Go through the listing below and list every line with "JSON".

(Dataset entries)
┌────────
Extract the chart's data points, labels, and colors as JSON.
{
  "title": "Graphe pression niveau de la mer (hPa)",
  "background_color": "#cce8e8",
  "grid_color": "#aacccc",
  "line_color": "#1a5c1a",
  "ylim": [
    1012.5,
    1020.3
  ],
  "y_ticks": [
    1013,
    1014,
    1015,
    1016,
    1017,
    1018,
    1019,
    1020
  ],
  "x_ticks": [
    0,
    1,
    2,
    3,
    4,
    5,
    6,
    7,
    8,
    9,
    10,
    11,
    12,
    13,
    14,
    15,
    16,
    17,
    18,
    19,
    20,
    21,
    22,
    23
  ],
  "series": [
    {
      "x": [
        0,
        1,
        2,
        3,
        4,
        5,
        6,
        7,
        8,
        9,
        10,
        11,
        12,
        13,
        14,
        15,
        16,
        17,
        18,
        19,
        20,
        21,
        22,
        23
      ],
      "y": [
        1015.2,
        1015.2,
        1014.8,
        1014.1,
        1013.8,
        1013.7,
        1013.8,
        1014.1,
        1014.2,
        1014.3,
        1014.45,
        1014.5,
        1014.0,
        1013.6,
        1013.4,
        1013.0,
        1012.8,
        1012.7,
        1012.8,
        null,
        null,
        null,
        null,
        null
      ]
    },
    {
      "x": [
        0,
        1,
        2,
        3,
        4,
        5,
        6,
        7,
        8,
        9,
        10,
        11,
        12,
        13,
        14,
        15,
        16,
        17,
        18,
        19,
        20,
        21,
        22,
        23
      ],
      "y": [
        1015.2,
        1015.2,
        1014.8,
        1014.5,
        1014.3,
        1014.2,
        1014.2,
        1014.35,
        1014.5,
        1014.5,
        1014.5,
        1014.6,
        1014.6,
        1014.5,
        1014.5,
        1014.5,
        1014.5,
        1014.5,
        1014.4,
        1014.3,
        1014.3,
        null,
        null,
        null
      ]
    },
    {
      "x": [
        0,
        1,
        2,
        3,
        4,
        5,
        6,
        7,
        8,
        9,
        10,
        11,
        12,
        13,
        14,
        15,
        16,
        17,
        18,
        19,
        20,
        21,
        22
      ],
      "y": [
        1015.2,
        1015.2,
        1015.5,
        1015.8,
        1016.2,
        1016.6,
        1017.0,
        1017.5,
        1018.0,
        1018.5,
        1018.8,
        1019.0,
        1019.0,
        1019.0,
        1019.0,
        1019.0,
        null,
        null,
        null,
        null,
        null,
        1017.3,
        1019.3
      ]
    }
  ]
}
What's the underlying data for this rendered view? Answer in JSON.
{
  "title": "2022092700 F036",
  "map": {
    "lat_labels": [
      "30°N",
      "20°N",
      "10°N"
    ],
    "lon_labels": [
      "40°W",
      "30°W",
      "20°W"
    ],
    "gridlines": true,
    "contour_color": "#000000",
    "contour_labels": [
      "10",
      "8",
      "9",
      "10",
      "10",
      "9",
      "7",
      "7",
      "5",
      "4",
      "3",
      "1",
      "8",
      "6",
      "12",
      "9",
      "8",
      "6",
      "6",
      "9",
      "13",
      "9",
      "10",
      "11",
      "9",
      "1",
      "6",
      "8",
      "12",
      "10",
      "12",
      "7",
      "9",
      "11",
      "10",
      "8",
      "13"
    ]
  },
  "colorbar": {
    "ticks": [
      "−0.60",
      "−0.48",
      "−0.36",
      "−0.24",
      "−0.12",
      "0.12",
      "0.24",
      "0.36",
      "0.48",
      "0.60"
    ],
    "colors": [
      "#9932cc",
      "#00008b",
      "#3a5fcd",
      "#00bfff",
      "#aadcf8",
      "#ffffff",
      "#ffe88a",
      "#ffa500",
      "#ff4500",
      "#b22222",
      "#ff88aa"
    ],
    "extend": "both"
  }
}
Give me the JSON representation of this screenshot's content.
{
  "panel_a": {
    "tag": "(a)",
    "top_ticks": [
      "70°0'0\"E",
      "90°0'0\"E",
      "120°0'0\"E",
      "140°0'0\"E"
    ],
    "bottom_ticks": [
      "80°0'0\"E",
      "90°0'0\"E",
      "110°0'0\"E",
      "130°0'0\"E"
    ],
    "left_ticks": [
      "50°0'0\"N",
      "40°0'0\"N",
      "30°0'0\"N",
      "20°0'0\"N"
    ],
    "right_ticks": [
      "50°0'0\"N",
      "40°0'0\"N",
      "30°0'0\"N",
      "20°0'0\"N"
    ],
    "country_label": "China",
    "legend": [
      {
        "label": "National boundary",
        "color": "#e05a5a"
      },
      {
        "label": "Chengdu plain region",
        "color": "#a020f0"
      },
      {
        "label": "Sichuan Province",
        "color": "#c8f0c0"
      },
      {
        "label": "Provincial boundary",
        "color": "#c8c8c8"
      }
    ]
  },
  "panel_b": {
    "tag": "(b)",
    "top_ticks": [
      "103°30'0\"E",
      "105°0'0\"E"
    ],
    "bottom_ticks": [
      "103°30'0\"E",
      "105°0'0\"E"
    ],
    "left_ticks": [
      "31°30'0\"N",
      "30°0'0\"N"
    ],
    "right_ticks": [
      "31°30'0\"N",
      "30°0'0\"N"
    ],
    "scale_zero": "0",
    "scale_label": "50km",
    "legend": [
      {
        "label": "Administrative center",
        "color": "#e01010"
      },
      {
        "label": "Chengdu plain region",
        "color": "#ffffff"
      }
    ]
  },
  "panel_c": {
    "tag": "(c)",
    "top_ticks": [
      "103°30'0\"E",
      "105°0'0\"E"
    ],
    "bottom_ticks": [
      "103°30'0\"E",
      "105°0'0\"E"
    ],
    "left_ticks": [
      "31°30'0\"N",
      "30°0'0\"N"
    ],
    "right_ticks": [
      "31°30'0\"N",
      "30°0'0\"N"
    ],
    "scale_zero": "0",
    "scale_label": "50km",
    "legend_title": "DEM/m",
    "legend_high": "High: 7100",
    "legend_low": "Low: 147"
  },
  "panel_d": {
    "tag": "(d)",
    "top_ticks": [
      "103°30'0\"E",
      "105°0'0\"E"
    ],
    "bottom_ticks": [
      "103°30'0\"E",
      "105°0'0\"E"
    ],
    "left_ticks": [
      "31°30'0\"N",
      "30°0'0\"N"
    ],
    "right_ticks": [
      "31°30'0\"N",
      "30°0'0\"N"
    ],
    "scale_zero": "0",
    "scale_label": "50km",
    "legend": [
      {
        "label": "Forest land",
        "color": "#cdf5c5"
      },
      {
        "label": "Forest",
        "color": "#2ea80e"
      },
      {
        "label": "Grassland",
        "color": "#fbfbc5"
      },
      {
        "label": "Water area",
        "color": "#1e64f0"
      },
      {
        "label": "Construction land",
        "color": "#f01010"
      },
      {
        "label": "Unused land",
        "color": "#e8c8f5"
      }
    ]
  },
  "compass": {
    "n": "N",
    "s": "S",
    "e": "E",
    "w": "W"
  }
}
└────────
**Right answer**
Extract the chart's data points, labels, and colors as JSON.
What's the underlying data for this rendered view? Answer in JSON.
Give me the JSON representation of this screenshot's content.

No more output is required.